## [YOUR TASK]
Will you give every entry again exactly as it stands?
BEGIN
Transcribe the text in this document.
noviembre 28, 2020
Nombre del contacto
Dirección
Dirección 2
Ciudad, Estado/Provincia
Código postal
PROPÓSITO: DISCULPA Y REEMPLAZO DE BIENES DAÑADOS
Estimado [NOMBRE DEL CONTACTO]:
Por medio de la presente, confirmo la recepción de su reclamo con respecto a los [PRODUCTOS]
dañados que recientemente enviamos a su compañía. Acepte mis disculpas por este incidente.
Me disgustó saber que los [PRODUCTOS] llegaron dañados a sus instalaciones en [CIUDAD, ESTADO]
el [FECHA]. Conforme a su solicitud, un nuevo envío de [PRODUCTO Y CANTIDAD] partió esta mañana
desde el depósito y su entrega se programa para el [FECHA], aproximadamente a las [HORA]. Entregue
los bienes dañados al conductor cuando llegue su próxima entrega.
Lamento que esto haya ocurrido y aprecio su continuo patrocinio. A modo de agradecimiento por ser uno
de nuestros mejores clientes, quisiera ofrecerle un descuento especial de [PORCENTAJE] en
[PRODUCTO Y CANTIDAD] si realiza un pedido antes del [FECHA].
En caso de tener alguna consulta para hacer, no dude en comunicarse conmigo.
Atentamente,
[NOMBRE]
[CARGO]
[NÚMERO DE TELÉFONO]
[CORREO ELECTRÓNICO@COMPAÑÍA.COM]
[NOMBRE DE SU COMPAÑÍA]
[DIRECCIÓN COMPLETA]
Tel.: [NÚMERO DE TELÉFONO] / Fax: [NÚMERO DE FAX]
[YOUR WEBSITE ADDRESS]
END
## [FINISHED TASK]
Transcribe the text in this document.
noviembre 28, 2020
Nombre del contacto
Dirección
Dirección 2
Ciudad, Estado/Provincia
Código postal
PROPÓSITO: DISCULPA Y REEMPLAZO DE BIENES DAÑADOS
Estimado [NOMBRE DEL CONTACTO]:
Por medio de la presente, confirmo la recepción de su reclamo con respecto a los [PRODUCTOS]
dañados que recientemente enviamos a su compañía. Acepte mis disculpas por este incidente.
Me disgustó saber que los [PRODUCTOS] llegaron dañados a sus instalaciones en [CIUDAD, ESTADO]
el [FECHA]. Conforme a su solicitud, un nuevo envío de [PRODUCTO Y CANTIDAD] partió esta mañana
desde el depósito y su entrega se programa para el [FECHA], aproximadamente a las [HORA]. Entregue
los bienes dañados al conductor cuando llegue su próxima entrega.
Lamento que esto haya ocurrido y aprecio su continuo patrocinio. A modo de agradecimiento por ser uno
de nuestros mejores clientes, quisiera ofrecerle un descuento especial de [PORCENTAJE] en
[PRODUCTO Y CANTIDAD] si realiza un pedido antes del [FECHA].
En caso de tener alguna consulta para hacer, no dude en comunicarse conmigo.
Atentamente,
[NOMBRE]
[CARGO]
[NÚMERO DE TELÉFONO]
[CORREO ELECTRÓNICO@COMPAÑÍA.COM]
[NOMBRE DE SU COMPAÑÍA]
[DIRECCIÓN COMPLETA]
Tel.: [NÚMERO DE TELÉFONO] / Fax: [NÚMERO DE FAX]
[YOUR WEBSITE ADDRESS]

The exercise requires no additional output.